**Entries:**

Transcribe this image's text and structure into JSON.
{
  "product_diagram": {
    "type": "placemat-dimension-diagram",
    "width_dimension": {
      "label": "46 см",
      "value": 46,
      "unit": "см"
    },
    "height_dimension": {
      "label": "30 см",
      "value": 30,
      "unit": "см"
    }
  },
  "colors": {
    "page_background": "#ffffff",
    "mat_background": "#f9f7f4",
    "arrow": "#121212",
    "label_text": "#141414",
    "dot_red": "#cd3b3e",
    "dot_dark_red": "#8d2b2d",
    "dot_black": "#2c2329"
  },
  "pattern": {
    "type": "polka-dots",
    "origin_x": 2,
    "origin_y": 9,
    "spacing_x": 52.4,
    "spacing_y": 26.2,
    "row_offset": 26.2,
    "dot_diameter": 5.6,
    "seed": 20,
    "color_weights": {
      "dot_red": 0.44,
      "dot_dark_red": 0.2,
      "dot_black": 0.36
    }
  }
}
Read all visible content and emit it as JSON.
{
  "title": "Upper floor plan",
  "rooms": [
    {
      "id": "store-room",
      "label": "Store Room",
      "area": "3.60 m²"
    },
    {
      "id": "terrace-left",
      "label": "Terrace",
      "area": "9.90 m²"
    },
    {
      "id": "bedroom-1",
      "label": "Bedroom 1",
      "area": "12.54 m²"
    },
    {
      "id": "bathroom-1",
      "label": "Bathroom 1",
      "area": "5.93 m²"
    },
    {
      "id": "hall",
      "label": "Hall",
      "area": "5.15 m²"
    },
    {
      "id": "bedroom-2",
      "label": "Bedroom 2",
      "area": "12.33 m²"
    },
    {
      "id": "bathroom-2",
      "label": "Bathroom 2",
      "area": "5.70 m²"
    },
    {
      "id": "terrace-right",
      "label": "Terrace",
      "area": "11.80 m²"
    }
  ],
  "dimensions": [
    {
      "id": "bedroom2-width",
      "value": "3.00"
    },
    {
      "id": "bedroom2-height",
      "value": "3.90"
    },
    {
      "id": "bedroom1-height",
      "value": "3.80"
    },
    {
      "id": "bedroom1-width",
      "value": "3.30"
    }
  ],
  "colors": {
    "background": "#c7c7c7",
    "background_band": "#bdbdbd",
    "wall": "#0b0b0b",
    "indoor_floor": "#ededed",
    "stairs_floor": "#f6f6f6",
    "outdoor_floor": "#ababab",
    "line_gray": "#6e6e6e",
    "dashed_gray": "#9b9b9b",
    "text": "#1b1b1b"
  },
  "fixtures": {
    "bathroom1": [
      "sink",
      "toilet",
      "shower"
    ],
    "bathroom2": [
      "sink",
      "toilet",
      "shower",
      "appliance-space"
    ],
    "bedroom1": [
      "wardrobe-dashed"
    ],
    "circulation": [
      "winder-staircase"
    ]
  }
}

**Directions for this task:**
Quote all of the entries exactly as they appear.

**Answer to the task:**
Transcribe this image's text and structure into JSON.
{
  "product_diagram": {
    "type": "placemat-dimension-diagram",
    "width_dimension": {
      "label": "46 см",
      "value": 46,
      "unit": "см"
    },
    "height_dimension": {
      "label": "30 см",
      "value": 30,
      "unit": "см"
    }
  },
  "colors": {
    "page_background": "#ffffff",
    "mat_background": "#f9f7f4",
    "arrow": "#121212",
    "label_text": "#141414",
    "dot_red": "#cd3b3e",
    "dot_dark_red": "#8d2b2d",
    "dot_black": "#2c2329"
  },
  "pattern": {
    "type": "polka-dots",
    "origin_x": 2,
    "origin_y": 9,
    "spacing_x": 52.4,
    "spacing_y": 26.2,
    "row_offset": 26.2,
    "dot_diameter": 5.6,
    "seed": 20,
    "color_weights": {
      "dot_red": 0.44,
      "dot_dark_red": 0.2,
      "dot_black": 0.36
    }
  }
}
Read all visible content and emit it as JSON.
{
  "title": "Upper floor plan",
  "rooms": [
    {
      "id": "store-room",
      "label": "Store Room",
      "area": "3.60 m²"
    },
    {
      "id": "terrace-left",
      "label": "Terrace",
      "area": "9.90 m²"
    },
    {
      "id": "bedroom-1",
      "label": "Bedroom 1",
      "area": "12.54 m²"
    },
    {
      "id": "bathroom-1",
      "label": "Bathroom 1",
      "area": "5.93 m²"
    },
    {
      "id": "hall",
      "label": "Hall",
      "area": "5.15 m²"
    },
    {
      "id": "bedroom-2",
      "label": "Bedroom 2",
      "area": "12.33 m²"
    },
    {
      "id": "bathroom-2",
      "label": "Bathroom 2",
      "area": "5.70 m²"
    },
    {
      "id": "terrace-right",
      "label": "Terrace",
      "area": "11.80 m²"
    }
  ],
  "dimensions": [
    {
      "id": "bedroom2-width",
      "value": "3.00"
    },
    {
      "id": "bedroom2-height",
      "value": "3.90"
    },
    {
      "id": "bedroom1-height",
      "value": "3.80"
    },
    {
      "id": "bedroom1-width",
      "value": "3.30"
    }
  ],
  "colors": {
    "background": "#c7c7c7",
    "background_band": "#bdbdbd",
    "wall": "#0b0b0b",
    "indoor_floor": "#ededed",
    "stairs_floor": "#f6f6f6",
    "outdoor_floor": "#ababab",
    "line_gray": "#6e6e6e",
    "dashed_gray": "#9b9b9b",
    "text": "#1b1b1b"
  },
  "fixtures": {
    "bathroom1": [
      "sink",
      "toilet",
      "shower"
    ],
    "bathroom2": [
      "sink",
      "toilet",
      "shower",
      "appliance-space"
    ],
    "bedroom1": [
      "wardrobe-dashed"
    ],
    "circulation": [
      "winder-staircase"
    ]
  }
}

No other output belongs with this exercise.